━━━ RECORDS ━━━

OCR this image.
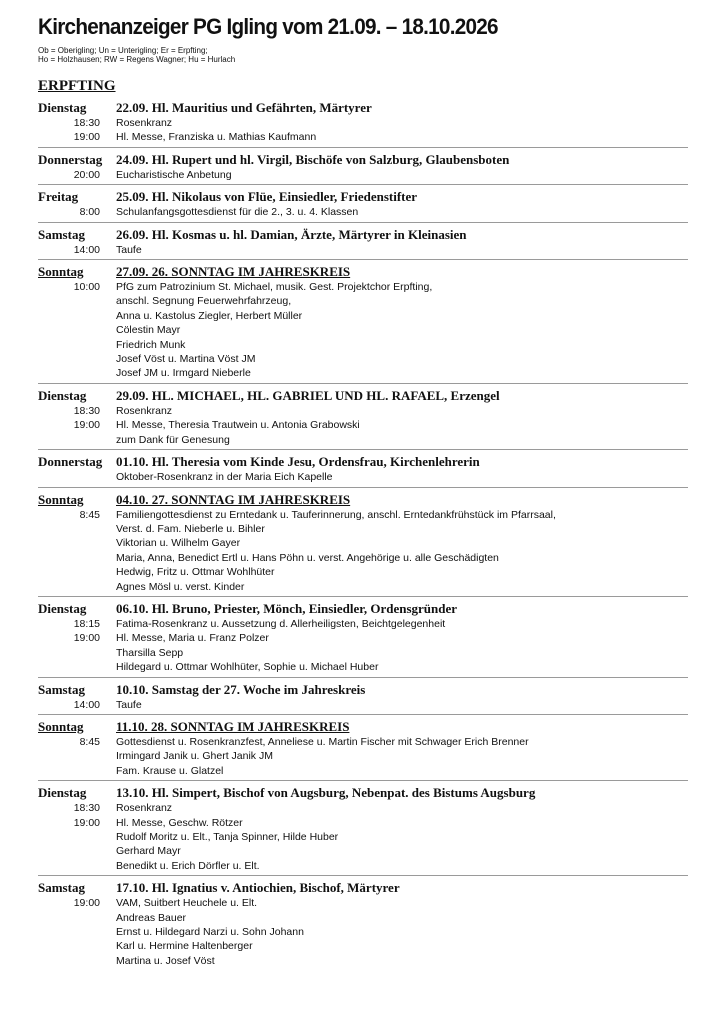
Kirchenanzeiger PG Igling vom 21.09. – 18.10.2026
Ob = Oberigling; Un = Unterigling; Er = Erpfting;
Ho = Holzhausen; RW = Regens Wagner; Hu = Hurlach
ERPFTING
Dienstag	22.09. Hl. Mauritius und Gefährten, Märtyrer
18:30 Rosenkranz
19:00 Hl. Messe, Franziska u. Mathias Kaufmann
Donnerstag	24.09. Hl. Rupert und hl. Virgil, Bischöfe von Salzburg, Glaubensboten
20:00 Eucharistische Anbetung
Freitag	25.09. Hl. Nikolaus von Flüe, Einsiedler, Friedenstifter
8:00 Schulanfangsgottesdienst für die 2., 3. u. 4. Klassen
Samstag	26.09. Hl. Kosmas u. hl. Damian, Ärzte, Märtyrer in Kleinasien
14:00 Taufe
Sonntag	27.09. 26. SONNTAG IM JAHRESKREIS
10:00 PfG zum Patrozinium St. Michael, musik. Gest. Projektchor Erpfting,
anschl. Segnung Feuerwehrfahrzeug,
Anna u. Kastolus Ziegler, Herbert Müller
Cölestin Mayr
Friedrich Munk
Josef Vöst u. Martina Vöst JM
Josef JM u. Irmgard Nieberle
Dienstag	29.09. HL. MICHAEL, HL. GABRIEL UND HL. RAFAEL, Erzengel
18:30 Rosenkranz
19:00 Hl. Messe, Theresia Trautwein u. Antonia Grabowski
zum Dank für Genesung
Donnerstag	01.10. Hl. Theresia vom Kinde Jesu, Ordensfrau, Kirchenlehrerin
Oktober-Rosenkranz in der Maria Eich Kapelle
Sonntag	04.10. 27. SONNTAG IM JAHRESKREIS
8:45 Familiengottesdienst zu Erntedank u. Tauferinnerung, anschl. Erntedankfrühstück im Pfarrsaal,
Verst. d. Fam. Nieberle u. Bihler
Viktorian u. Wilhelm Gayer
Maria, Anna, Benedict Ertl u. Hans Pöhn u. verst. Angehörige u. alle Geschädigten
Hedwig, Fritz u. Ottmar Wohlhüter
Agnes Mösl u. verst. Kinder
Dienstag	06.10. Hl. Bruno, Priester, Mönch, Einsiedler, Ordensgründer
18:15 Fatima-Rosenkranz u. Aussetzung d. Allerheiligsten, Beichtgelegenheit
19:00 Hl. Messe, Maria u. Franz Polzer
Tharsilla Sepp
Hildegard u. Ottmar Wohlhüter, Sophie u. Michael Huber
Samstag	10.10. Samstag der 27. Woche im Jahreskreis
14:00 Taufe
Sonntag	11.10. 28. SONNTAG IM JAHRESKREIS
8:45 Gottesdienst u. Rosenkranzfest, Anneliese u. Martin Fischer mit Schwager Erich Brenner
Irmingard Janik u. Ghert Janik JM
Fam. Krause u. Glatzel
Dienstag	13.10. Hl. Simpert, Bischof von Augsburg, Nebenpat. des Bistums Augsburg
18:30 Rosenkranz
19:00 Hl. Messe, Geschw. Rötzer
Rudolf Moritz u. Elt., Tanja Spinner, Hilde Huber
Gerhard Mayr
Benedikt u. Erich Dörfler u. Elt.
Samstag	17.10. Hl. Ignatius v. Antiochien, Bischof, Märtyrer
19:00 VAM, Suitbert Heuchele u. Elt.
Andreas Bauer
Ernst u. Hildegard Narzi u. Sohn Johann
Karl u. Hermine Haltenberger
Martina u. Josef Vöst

━━━
━━━ RECORDS ━━━

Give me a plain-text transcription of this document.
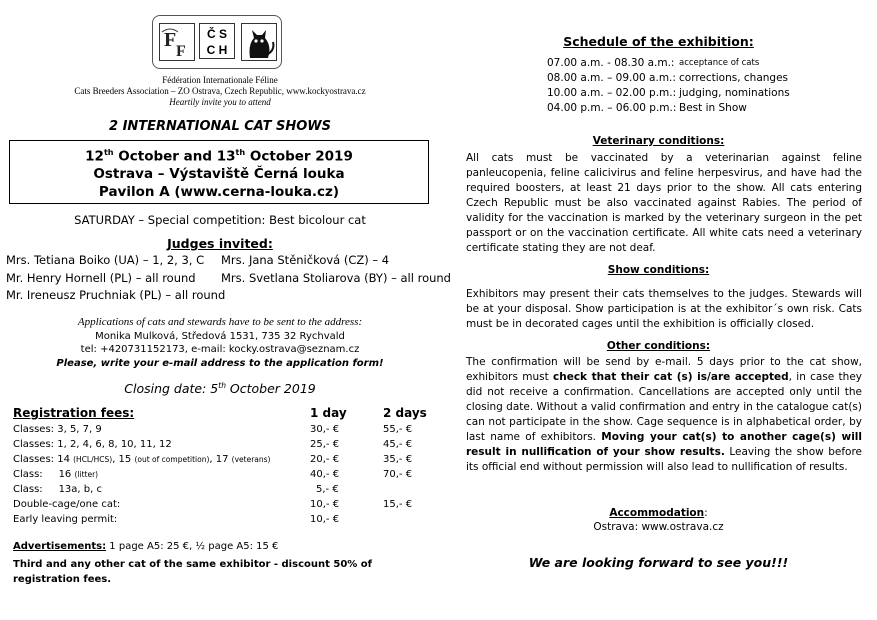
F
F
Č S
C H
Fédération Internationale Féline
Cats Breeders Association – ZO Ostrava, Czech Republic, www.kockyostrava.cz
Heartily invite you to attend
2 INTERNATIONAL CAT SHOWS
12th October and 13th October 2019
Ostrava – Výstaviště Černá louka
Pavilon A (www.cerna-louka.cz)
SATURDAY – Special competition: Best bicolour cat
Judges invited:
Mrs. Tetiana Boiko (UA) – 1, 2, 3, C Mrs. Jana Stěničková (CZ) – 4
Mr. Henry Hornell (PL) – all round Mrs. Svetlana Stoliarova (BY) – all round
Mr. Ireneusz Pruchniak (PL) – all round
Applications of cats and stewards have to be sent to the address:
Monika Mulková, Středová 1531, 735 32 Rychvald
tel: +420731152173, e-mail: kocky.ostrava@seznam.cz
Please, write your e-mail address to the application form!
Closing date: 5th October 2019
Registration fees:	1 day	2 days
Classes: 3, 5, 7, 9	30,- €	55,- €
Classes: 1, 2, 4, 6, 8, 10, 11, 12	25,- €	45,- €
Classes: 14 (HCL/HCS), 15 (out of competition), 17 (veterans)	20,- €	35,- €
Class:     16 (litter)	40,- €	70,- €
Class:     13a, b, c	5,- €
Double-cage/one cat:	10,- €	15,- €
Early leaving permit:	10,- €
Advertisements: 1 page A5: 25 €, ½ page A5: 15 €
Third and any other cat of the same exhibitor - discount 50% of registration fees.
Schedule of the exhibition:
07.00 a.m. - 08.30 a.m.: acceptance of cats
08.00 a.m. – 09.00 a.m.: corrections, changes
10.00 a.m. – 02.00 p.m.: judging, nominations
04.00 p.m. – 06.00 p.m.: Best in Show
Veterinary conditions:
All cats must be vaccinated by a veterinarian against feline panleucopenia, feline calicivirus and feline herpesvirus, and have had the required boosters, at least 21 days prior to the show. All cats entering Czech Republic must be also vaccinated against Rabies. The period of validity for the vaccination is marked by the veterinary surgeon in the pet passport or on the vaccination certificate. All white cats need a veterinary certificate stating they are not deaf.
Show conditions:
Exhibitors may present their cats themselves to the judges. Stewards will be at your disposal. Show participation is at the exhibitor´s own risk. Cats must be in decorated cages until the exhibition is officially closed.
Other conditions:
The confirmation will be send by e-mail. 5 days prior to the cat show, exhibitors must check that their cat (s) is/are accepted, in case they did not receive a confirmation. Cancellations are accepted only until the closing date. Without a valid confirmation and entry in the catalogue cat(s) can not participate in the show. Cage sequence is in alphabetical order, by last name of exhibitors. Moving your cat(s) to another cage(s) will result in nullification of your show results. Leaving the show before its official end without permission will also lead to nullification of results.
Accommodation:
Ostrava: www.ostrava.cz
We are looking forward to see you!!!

━━━

### REQUIRED WORK
Extract all lines from the material above that include the word "Samstag".

### EXERCISE SOLUTION
Samstag	26.09. Hl. Kosmas u. hl. Damian, Ärzte, Märtyrer in Kleinasien
Samstag	10.10. Samstag der 27. Woche im Jahreskreis
Samstag	17.10. Hl. Ignatius v. Antiochien, Bischof, Märtyrer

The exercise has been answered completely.